+++ Input data
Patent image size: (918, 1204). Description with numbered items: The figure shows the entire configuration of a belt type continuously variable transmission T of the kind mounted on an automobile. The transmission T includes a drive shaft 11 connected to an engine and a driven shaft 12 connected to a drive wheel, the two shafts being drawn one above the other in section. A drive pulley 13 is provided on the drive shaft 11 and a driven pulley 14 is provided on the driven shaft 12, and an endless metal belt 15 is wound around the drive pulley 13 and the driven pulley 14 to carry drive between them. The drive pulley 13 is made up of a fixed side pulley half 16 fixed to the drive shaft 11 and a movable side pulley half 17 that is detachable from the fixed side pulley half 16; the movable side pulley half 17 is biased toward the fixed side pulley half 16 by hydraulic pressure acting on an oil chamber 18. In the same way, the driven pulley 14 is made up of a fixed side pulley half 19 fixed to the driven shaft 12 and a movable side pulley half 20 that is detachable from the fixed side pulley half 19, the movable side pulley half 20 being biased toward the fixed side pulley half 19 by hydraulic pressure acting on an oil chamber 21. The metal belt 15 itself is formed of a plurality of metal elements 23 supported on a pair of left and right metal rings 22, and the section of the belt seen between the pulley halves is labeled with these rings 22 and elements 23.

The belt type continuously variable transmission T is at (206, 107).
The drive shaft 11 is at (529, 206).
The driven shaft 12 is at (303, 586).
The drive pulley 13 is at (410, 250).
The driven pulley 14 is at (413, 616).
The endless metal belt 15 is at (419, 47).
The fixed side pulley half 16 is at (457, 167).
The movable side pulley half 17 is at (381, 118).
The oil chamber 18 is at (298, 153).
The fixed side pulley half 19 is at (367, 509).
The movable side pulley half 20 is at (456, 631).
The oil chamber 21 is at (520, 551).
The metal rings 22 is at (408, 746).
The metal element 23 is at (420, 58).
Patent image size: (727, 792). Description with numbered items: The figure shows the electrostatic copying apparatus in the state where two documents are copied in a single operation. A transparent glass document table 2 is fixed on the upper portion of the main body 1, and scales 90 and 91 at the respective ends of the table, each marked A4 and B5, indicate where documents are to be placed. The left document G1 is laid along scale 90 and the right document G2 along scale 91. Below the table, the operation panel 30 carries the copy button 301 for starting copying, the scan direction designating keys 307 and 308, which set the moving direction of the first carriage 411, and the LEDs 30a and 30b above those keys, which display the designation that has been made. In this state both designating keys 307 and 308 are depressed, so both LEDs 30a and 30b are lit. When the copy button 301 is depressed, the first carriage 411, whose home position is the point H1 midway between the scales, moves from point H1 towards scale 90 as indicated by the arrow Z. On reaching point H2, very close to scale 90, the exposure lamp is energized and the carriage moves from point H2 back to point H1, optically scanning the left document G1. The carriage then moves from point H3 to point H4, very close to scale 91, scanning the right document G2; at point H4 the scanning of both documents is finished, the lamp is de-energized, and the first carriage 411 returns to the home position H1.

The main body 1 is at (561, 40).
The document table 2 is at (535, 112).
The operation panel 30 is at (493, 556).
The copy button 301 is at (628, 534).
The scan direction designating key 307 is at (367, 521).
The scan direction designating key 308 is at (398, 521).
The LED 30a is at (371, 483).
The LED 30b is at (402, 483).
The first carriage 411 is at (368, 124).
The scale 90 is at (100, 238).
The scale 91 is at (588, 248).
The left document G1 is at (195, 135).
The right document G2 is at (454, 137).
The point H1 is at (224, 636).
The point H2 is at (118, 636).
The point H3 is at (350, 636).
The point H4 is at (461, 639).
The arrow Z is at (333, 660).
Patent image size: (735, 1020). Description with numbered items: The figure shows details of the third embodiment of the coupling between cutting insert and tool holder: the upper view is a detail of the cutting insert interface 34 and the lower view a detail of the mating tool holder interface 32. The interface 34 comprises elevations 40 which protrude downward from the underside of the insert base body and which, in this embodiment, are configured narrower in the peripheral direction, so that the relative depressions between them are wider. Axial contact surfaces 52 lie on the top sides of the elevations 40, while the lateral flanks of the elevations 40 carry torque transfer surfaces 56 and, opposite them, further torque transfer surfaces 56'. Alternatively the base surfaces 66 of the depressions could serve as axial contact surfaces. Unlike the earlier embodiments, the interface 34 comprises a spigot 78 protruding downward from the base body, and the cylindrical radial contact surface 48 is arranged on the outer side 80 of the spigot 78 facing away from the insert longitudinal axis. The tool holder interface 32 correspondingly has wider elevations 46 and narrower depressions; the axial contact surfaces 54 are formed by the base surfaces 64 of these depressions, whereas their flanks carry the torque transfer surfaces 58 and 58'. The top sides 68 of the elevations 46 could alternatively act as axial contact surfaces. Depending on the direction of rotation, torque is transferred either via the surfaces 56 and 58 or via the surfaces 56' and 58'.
++++++
= Problem =
Quote every line of the records above word for word, leaving nothing out.

= Output below =
Patent image size: (918, 1204). Description with numbered items: The figure shows the entire configuration of a belt type continuously variable transmission T of the kind mounted on an automobile. The transmission T includes a drive shaft 11 connected to an engine and a driven shaft 12 connected to a drive wheel, the two shafts being drawn one above the other in section. A drive pulley 13 is provided on the drive shaft 11 and a driven pulley 14 is provided on the driven shaft 12, and an endless metal belt 15 is wound around the drive pulley 13 and the driven pulley 14 to carry drive between them. The drive pulley 13 is made up of a fixed side pulley half 16 fixed to the drive shaft 11 and a movable side pulley half 17 that is detachable from the fixed side pulley half 16; the movable side pulley half 17 is biased toward the fixed side pulley half 16 by hydraulic pressure acting on an oil chamber 18. In the same way, the driven pulley 14 is made up of a fixed side pulley half 19 fixed to the driven shaft 12 and a movable side pulley half 20 that is detachable from the fixed side pulley half 19, the movable side pulley half 20 being biased toward the fixed side pulley half 19 by hydraulic pressure acting on an oil chamber 21. The metal belt 15 itself is formed of a plurality of metal elements 23 supported on a pair of left and right metal rings 22, and the section of the belt seen between the pulley halves is labeled with these rings 22 and elements 23.

The belt type continuously variable transmission T is at (206, 107).
The drive shaft 11 is at (529, 206).
The driven shaft 12 is at (303, 586).
The drive pulley 13 is at (410, 250).
The driven pulley 14 is at (413, 616).
The endless metal belt 15 is at (419, 47).
The fixed side pulley half 16 is at (457, 167).
The movable side pulley half 17 is at (381, 118).
The oil chamber 18 is at (298, 153).
The fixed side pulley half 19 is at (367, 509).
The movable side pulley half 20 is at (456, 631).
The oil chamber 21 is at (520, 551).
The metal rings 22 is at (408, 746).
The metal element 23 is at (420, 58).
Patent image size: (727, 792). Description with numbered items: The figure shows the electrostatic copying apparatus in the state where two documents are copied in a single operation. A transparent glass document table 2 is fixed on the upper portion of the main body 1, and scales 90 and 91 at the respective ends of the table, each marked A4 and B5, indicate where documents are to be placed. The left document G1 is laid along scale 90 and the right document G2 along scale 91. Below the table, the operation panel 30 carries the copy button 301 for starting copying, the scan direction designating keys 307 and 308, which set the moving direction of the first carriage 411, and the LEDs 30a and 30b above those keys, which display the designation that has been made. In this state both designating keys 307 and 308 are depressed, so both LEDs 30a and 30b are lit. When the copy button 301 is depressed, the first carriage 411, whose home position is the point H1 midway between the scales, moves from point H1 towards scale 90 as indicated by the arrow Z. On reaching point H2, very close to scale 90, the exposure lamp is energized and the carriage moves from point H2 back to point H1, optically scanning the left document G1. The carriage then moves from point H3 to point H4, very close to scale 91, scanning the right document G2; at point H4 the scanning of both documents is finished, the lamp is de-energized, and the first carriage 411 returns to the home position H1.

The main body 1 is at (561, 40).
The document table 2 is at (535, 112).
The operation panel 30 is at (493, 556).
The copy button 301 is at (628, 534).
The scan direction designating key 307 is at (367, 521).
The scan direction designating key 308 is at (398, 521).
The LED 30a is at (371, 483).
The LED 30b is at (402, 483).
The first carriage 411 is at (368, 124).
The scale 90 is at (100, 238).
The scale 91 is at (588, 248).
The left document G1 is at (195, 135).
The right document G2 is at (454, 137).
The point H1 is at (224, 636).
The point H2 is at (118, 636).
The point H3 is at (350, 636).
The point H4 is at (461, 639).
The arrow Z is at (333, 660).
Patent image size: (735, 1020). Description with numbered items: The figure shows details of the third embodiment of the coupling between cutting insert and tool holder: the upper view is a detail of the cutting insert interface 34 and the lower view a detail of the mating tool holder interface 32. The interface 34 comprises elevations 40 which protrude downward from the underside of the insert base body and which, in this embodiment, are configured narrower in the peripheral direction, so that the relative depressions between them are wider. Axial contact surfaces 52 lie on the top sides of the elevations 40, while the lateral flanks of the elevations 40 carry torque transfer surfaces 56 and, opposite them, further torque transfer surfaces 56'. Alternatively the base surfaces 66 of the depressions could serve as axial contact surfaces. Unlike the earlier embodiments, the interface 34 comprises a spigot 78 protruding downward from the base body, and the cylindrical radial contact surface 48 is arranged on the outer side 80 of the spigot 78 facing away from the insert longitudinal axis. The tool holder interface 32 correspondingly has wider elevations 46 and narrower depressions; the axial contact surfaces 54 are formed by the base surfaces 64 of these depressions, whereas their flanks carry the torque transfer surfaces 58 and 58'. The top sides 68 of the elevations 46 could alternatively act as axial contact surfaces. Depending on the direction of rotation, torque is transferred either via the surfaces 56 and 58 or via the surfaces 56' and 58'.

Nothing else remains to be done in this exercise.